» **Objective**
Write out the entire listing below exactly as it appears, minus any pictures.

» **Given data**
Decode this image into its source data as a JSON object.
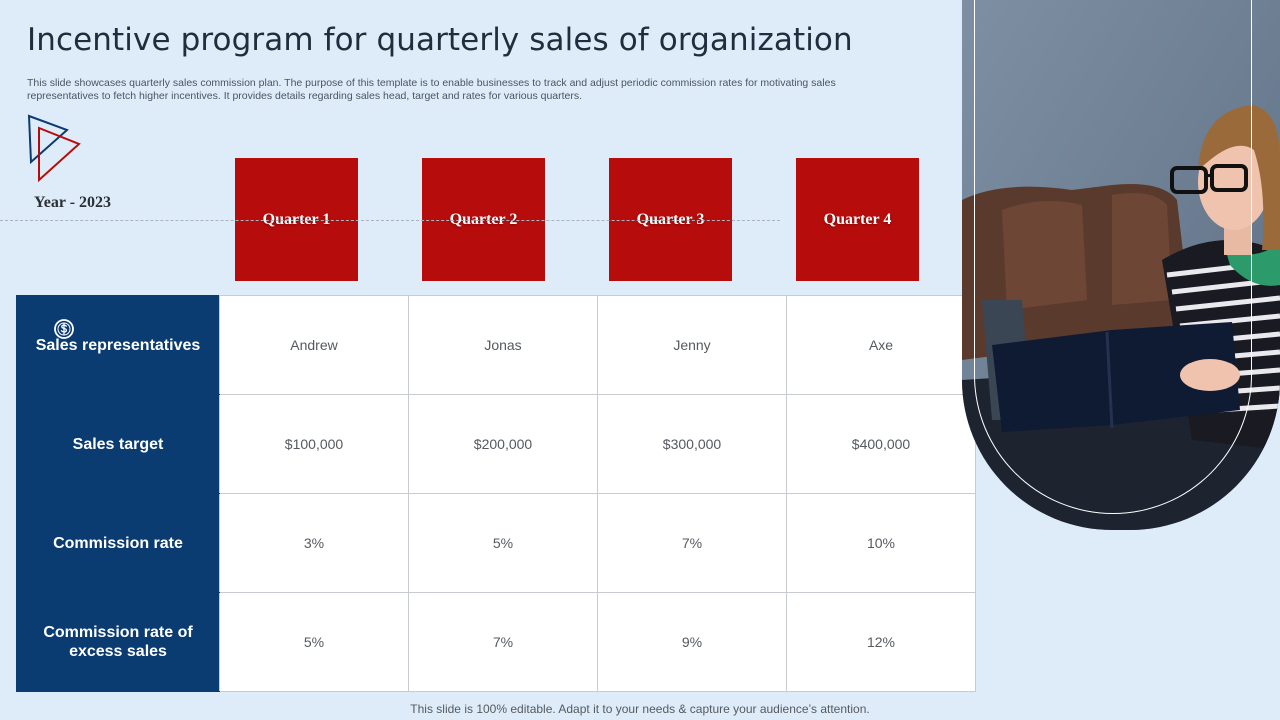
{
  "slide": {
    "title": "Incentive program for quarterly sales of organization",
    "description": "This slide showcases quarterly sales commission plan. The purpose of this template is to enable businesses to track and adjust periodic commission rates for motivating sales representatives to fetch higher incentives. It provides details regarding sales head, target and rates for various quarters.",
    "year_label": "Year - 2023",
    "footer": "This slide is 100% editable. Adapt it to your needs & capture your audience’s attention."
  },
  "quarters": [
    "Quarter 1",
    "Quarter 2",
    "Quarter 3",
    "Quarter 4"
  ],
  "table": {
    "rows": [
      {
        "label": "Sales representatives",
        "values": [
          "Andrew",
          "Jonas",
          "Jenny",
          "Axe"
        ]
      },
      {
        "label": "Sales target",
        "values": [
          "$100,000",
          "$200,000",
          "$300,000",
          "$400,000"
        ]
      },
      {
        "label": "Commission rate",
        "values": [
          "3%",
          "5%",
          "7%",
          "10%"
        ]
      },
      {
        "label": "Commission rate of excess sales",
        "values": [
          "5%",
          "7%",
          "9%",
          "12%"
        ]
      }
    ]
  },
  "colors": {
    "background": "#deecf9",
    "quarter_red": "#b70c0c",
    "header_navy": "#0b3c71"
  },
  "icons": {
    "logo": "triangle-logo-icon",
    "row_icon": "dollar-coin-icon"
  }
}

» **Task result**
Decode this image into its source data as a JSON object.
{
  "slide": {
    "title": "Incentive program for quarterly sales of organization",
    "description": "This slide showcases quarterly sales commission plan. The purpose of this template is to enable businesses to track and adjust periodic commission rates for motivating sales representatives to fetch higher incentives. It provides details regarding sales head, target and rates for various quarters.",
    "year_label": "Year - 2023",
    "footer": "This slide is 100% editable. Adapt it to your needs & capture your audience’s attention."
  },
  "quarters": [
    "Quarter 1",
    "Quarter 2",
    "Quarter 3",
    "Quarter 4"
  ],
  "table": {
    "rows": [
      {
        "label": "Sales representatives",
        "values": [
          "Andrew",
          "Jonas",
          "Jenny",
          "Axe"
        ]
      },
      {
        "label": "Sales target",
        "values": [
          "$100,000",
          "$200,000",
          "$300,000",
          "$400,000"
        ]
      },
      {
        "label": "Commission rate",
        "values": [
          "3%",
          "5%",
          "7%",
          "10%"
        ]
      },
      {
        "label": "Commission rate of excess sales",
        "values": [
          "5%",
          "7%",
          "9%",
          "12%"
        ]
      }
    ]
  },
  "colors": {
    "background": "#deecf9",
    "quarter_red": "#b70c0c",
    "header_navy": "#0b3c71"
  },
  "icons": {
    "logo": "triangle-logo-icon",
    "row_icon": "dollar-coin-icon"
  }
}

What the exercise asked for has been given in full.